§ **AVAILABLE DATA**
** Start **

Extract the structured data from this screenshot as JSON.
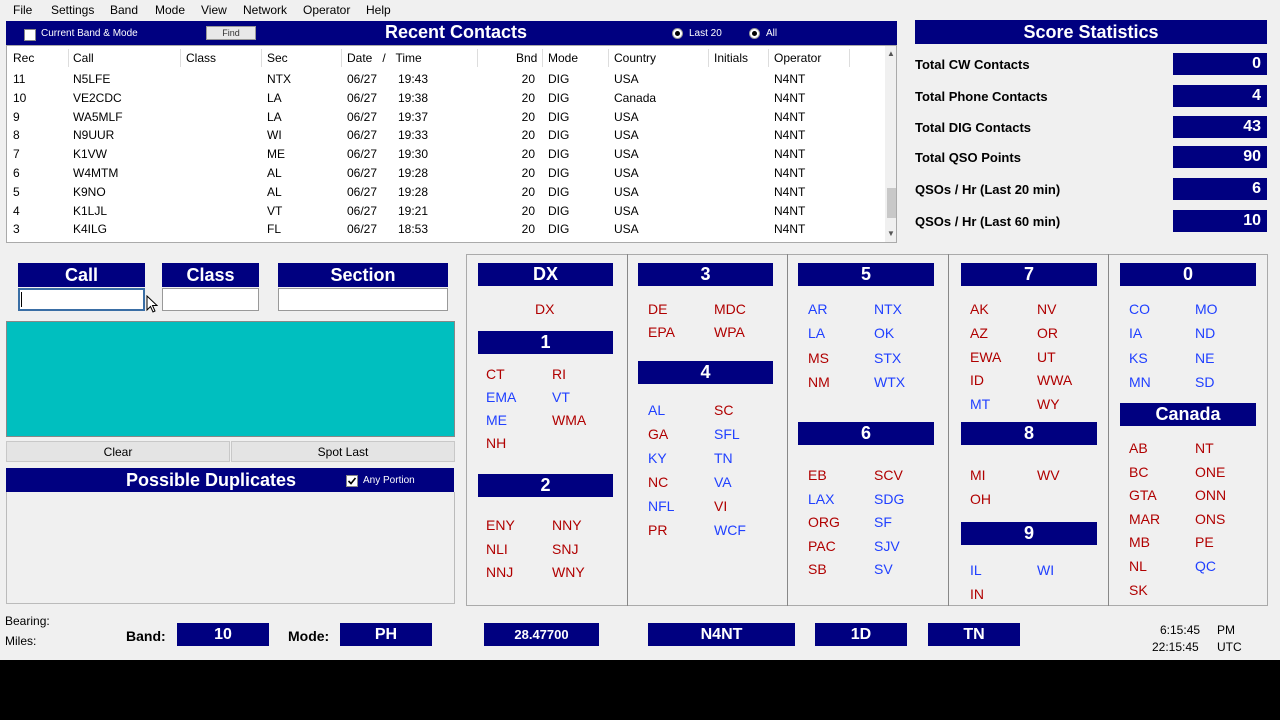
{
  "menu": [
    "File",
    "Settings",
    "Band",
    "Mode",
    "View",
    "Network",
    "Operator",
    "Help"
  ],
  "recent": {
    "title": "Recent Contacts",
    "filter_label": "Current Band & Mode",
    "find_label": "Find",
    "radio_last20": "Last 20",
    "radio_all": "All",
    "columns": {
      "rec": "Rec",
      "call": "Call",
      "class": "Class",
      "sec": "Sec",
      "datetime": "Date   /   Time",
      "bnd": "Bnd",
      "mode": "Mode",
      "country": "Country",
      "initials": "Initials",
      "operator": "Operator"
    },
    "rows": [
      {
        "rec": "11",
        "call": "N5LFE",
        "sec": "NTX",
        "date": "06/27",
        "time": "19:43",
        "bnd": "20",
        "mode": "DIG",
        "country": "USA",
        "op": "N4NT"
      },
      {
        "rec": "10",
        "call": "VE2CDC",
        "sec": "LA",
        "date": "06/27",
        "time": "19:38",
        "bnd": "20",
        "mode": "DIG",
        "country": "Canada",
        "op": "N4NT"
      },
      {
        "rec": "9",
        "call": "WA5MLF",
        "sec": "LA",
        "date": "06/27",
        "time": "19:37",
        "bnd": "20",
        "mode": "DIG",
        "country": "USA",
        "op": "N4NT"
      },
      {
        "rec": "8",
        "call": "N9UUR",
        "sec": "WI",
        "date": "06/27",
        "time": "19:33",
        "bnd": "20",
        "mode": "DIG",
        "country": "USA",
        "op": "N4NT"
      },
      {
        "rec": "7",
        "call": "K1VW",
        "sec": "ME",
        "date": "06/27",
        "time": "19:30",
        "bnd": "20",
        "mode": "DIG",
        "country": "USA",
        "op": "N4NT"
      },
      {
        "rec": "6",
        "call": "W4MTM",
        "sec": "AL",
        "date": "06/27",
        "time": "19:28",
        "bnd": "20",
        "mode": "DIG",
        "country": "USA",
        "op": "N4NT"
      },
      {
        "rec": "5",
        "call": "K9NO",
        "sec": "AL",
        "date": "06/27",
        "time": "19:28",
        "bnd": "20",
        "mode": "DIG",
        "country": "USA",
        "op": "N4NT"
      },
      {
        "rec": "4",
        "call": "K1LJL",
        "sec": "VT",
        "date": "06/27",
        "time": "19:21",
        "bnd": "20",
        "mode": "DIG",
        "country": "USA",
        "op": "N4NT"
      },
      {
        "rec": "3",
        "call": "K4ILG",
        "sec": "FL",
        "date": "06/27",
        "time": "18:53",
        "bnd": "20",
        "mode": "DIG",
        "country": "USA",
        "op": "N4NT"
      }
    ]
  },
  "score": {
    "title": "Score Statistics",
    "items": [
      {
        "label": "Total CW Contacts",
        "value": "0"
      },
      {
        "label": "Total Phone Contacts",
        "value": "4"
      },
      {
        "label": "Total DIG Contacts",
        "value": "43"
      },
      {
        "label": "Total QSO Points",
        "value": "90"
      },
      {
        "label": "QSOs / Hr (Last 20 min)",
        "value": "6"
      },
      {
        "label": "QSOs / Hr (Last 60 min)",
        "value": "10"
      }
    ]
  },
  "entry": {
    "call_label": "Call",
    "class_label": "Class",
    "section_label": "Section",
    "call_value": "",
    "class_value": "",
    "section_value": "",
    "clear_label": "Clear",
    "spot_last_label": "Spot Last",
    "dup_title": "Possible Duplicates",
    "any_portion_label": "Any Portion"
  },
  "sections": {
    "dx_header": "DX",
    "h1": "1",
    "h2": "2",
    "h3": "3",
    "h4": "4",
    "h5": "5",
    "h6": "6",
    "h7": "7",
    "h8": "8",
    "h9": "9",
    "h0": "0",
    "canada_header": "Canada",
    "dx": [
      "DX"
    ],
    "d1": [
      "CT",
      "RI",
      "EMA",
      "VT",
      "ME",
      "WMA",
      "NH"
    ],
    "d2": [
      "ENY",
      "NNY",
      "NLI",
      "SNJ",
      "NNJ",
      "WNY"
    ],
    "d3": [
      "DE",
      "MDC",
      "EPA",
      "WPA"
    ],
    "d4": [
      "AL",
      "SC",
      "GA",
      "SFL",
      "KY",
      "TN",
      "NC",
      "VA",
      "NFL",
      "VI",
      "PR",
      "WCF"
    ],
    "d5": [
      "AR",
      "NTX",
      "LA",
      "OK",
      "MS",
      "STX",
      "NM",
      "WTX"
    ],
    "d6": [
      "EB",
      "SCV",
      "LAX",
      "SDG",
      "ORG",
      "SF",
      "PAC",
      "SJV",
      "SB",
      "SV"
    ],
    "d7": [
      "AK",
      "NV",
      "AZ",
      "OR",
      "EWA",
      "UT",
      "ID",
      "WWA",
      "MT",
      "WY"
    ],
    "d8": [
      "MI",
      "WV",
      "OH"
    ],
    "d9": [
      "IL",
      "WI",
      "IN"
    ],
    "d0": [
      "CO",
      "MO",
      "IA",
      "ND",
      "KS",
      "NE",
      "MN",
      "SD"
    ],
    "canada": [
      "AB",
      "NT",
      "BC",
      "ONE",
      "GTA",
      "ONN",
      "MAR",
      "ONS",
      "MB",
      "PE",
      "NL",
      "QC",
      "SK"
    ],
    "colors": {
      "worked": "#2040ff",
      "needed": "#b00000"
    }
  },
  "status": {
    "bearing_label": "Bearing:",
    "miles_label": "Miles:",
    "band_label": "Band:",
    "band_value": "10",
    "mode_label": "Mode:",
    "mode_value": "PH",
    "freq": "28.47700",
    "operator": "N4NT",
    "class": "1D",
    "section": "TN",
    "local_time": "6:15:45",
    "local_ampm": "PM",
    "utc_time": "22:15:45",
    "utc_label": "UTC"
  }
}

** End **

§ **EXERCISE DIRECTIONS**
Write the number of lines containing the word "Contacts" and nothing besides it.

§ **THE REPLY**
4